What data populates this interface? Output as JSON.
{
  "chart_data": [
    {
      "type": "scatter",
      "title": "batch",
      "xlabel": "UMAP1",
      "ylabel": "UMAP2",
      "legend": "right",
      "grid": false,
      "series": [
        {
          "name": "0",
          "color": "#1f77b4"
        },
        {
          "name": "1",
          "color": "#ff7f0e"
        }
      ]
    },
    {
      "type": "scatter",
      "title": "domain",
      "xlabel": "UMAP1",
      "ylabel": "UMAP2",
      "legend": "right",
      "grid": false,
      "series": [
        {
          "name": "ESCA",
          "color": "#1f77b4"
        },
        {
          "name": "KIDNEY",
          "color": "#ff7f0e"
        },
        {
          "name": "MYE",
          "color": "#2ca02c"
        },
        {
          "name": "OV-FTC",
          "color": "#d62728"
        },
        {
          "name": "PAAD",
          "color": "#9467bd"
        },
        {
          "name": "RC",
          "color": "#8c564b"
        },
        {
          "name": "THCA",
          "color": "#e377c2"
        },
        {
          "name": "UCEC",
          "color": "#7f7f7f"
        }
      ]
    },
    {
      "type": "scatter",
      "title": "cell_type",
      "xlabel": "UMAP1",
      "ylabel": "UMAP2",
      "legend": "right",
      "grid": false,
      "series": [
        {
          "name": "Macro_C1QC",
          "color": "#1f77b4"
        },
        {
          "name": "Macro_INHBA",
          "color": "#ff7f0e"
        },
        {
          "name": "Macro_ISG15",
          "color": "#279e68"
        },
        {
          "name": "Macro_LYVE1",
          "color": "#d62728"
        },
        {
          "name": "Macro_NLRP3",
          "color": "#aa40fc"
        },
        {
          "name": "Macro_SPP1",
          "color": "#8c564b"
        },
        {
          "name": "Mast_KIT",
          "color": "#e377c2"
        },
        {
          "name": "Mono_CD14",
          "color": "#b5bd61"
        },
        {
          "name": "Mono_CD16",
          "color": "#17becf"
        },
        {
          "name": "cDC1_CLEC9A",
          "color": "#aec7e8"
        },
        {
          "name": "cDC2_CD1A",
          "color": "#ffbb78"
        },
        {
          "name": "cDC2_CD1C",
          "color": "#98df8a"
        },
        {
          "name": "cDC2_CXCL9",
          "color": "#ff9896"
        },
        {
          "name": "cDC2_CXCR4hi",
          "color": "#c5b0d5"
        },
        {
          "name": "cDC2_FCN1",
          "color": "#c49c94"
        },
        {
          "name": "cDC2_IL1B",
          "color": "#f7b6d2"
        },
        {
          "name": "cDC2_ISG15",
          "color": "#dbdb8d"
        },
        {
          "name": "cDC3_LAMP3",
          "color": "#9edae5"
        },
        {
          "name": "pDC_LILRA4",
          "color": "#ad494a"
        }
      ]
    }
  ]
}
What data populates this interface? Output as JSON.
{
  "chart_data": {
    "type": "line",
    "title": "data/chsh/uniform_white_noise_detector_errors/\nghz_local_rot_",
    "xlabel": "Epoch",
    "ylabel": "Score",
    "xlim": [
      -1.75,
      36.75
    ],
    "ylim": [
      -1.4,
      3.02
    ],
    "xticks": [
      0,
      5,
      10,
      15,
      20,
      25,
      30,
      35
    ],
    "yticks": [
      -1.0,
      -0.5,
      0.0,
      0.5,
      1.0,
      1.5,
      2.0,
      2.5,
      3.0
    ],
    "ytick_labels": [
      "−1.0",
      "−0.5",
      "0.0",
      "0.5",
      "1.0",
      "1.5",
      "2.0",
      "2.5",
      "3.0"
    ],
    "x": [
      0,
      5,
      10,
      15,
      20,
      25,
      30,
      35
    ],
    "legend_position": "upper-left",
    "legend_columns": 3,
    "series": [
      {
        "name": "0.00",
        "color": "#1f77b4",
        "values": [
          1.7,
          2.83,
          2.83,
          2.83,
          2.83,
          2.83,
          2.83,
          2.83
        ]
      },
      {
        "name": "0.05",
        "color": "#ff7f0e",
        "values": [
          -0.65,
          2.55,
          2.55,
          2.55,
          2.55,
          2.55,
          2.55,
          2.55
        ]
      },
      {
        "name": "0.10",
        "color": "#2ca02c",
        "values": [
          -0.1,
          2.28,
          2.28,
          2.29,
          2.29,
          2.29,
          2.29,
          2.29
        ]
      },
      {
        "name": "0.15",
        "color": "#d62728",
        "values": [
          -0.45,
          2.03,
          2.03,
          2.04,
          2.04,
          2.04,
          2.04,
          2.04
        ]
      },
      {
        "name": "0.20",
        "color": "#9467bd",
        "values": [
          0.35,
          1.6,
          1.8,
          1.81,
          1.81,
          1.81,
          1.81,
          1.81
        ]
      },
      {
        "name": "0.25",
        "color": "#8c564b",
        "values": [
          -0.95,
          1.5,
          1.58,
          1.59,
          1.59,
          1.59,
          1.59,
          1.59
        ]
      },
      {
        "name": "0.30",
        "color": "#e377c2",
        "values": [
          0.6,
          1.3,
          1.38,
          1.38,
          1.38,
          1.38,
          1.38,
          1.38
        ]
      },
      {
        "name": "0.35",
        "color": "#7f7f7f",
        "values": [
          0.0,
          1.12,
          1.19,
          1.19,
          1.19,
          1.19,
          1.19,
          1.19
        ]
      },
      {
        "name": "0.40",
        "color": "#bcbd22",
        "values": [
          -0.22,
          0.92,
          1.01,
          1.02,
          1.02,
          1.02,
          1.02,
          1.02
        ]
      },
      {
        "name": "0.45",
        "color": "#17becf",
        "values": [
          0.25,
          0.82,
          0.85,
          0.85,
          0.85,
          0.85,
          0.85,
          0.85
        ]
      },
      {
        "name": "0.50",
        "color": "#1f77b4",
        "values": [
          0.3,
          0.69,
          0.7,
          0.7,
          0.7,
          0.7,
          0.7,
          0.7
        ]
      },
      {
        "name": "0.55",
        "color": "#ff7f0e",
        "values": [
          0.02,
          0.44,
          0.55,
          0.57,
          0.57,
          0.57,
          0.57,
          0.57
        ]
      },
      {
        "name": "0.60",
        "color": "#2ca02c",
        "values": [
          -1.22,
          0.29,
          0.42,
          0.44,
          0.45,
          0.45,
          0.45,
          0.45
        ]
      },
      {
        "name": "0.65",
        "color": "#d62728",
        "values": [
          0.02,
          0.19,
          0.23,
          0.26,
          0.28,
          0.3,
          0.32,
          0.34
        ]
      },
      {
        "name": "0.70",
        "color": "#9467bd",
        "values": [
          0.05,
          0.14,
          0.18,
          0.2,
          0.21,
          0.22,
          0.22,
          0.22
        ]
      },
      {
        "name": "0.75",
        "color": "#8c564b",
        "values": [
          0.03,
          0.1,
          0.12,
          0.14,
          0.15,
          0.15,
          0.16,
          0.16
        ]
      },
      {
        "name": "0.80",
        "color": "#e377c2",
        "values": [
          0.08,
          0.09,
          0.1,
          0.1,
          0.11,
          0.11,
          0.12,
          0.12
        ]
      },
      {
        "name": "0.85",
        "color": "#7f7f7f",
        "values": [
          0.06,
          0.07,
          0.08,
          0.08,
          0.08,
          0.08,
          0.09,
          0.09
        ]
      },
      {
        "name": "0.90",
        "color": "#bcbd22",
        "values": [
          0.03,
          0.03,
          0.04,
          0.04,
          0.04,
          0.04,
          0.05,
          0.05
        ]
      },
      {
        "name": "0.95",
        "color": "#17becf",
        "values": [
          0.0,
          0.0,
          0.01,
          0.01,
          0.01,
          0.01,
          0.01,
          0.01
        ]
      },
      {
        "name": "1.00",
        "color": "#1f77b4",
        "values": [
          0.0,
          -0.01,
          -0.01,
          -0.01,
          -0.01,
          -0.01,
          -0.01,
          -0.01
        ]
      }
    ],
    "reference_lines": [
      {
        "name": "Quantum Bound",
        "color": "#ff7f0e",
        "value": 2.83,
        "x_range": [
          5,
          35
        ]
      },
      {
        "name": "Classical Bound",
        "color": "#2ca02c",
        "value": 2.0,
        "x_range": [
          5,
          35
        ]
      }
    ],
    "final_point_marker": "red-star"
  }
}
::::
▶ Task statement:
Gather up every line in the data above that contains the word "Bound", copying each one.

▶ Complete response:
        "name": "Quantum Bound",
        "name": "Classical Bound",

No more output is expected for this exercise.